[Dataset records]
┌────────
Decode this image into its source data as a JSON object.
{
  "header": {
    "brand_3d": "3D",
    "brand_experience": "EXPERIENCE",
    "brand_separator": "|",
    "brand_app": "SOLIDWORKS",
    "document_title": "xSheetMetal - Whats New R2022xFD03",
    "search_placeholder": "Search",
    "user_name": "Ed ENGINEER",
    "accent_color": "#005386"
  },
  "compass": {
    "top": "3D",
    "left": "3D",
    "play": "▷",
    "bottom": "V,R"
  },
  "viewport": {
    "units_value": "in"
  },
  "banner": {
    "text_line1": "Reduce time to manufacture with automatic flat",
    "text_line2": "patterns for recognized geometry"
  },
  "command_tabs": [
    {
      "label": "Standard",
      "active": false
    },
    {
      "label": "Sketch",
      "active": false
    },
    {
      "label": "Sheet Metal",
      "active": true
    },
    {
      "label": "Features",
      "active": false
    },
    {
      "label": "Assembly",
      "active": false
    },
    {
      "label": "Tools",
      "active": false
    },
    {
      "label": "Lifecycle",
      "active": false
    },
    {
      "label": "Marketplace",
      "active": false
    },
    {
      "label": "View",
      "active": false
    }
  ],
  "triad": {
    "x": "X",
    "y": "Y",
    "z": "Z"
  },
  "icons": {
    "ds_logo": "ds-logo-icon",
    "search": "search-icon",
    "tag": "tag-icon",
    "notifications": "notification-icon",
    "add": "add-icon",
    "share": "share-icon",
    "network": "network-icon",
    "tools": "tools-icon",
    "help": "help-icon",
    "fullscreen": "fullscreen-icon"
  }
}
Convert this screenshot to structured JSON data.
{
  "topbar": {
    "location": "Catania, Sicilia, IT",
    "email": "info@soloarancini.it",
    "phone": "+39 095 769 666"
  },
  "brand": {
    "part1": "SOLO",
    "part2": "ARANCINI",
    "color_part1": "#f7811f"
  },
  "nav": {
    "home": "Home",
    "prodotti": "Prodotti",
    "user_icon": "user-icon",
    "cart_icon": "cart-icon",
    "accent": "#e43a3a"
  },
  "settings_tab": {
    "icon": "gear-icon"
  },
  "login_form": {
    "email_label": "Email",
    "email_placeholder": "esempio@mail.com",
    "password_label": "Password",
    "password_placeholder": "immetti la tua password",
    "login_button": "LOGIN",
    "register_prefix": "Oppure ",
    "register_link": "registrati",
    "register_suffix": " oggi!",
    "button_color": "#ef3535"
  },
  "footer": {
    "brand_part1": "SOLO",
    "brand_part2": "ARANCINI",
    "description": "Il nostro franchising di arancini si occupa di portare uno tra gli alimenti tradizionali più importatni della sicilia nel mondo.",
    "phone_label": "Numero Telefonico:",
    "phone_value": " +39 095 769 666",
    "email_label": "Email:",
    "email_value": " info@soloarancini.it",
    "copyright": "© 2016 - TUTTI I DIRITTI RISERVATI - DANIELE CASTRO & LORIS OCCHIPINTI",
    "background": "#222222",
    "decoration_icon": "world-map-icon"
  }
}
└────────
■ **Exercise**: Retype the records in full. Keep every line identical to the original.

■ **Output for this exercise**:
Decode this image into its source data as a JSON object.
{
  "header": {
    "brand_3d": "3D",
    "brand_experience": "EXPERIENCE",
    "brand_separator": "|",
    "brand_app": "SOLIDWORKS",
    "document_title": "xSheetMetal - Whats New R2022xFD03",
    "search_placeholder": "Search",
    "user_name": "Ed ENGINEER",
    "accent_color": "#005386"
  },
  "compass": {
    "top": "3D",
    "left": "3D",
    "play": "▷",
    "bottom": "V,R"
  },
  "viewport": {
    "units_value": "in"
  },
  "banner": {
    "text_line1": "Reduce time to manufacture with automatic flat",
    "text_line2": "patterns for recognized geometry"
  },
  "command_tabs": [
    {
      "label": "Standard",
      "active": false
    },
    {
      "label": "Sketch",
      "active": false
    },
    {
      "label": "Sheet Metal",
      "active": true
    },
    {
      "label": "Features",
      "active": false
    },
    {
      "label": "Assembly",
      "active": false
    },
    {
      "label": "Tools",
      "active": false
    },
    {
      "label": "Lifecycle",
      "active": false
    },
    {
      "label": "Marketplace",
      "active": false
    },
    {
      "label": "View",
      "active": false
    }
  ],
  "triad": {
    "x": "X",
    "y": "Y",
    "z": "Z"
  },
  "icons": {
    "ds_logo": "ds-logo-icon",
    "search": "search-icon",
    "tag": "tag-icon",
    "notifications": "notification-icon",
    "add": "add-icon",
    "share": "share-icon",
    "network": "network-icon",
    "tools": "tools-icon",
    "help": "help-icon",
    "fullscreen": "fullscreen-icon"
  }
}
Convert this screenshot to structured JSON data.
{
  "topbar": {
    "location": "Catania, Sicilia, IT",
    "email": "info@soloarancini.it",
    "phone": "+39 095 769 666"
  },
  "brand": {
    "part1": "SOLO",
    "part2": "ARANCINI",
    "color_part1": "#f7811f"
  },
  "nav": {
    "home": "Home",
    "prodotti": "Prodotti",
    "user_icon": "user-icon",
    "cart_icon": "cart-icon",
    "accent": "#e43a3a"
  },
  "settings_tab": {
    "icon": "gear-icon"
  },
  "login_form": {
    "email_label": "Email",
    "email_placeholder": "esempio@mail.com",
    "password_label": "Password",
    "password_placeholder": "immetti la tua password",
    "login_button": "LOGIN",
    "register_prefix": "Oppure ",
    "register_link": "registrati",
    "register_suffix": " oggi!",
    "button_color": "#ef3535"
  },
  "footer": {
    "brand_part1": "SOLO",
    "brand_part2": "ARANCINI",
    "description": "Il nostro franchising di arancini si occupa di portare uno tra gli alimenti tradizionali più importatni della sicilia nel mondo.",
    "phone_label": "Numero Telefonico:",
    "phone_value": " +39 095 769 666",
    "email_label": "Email:",
    "email_value": " info@soloarancini.it",
    "copyright": "© 2016 - TUTTI I DIRITTI RISERVATI - DANIELE CASTRO & LORIS OCCHIPINTI",
    "background": "#222222",
    "decoration_icon": "world-map-icon"
  }
}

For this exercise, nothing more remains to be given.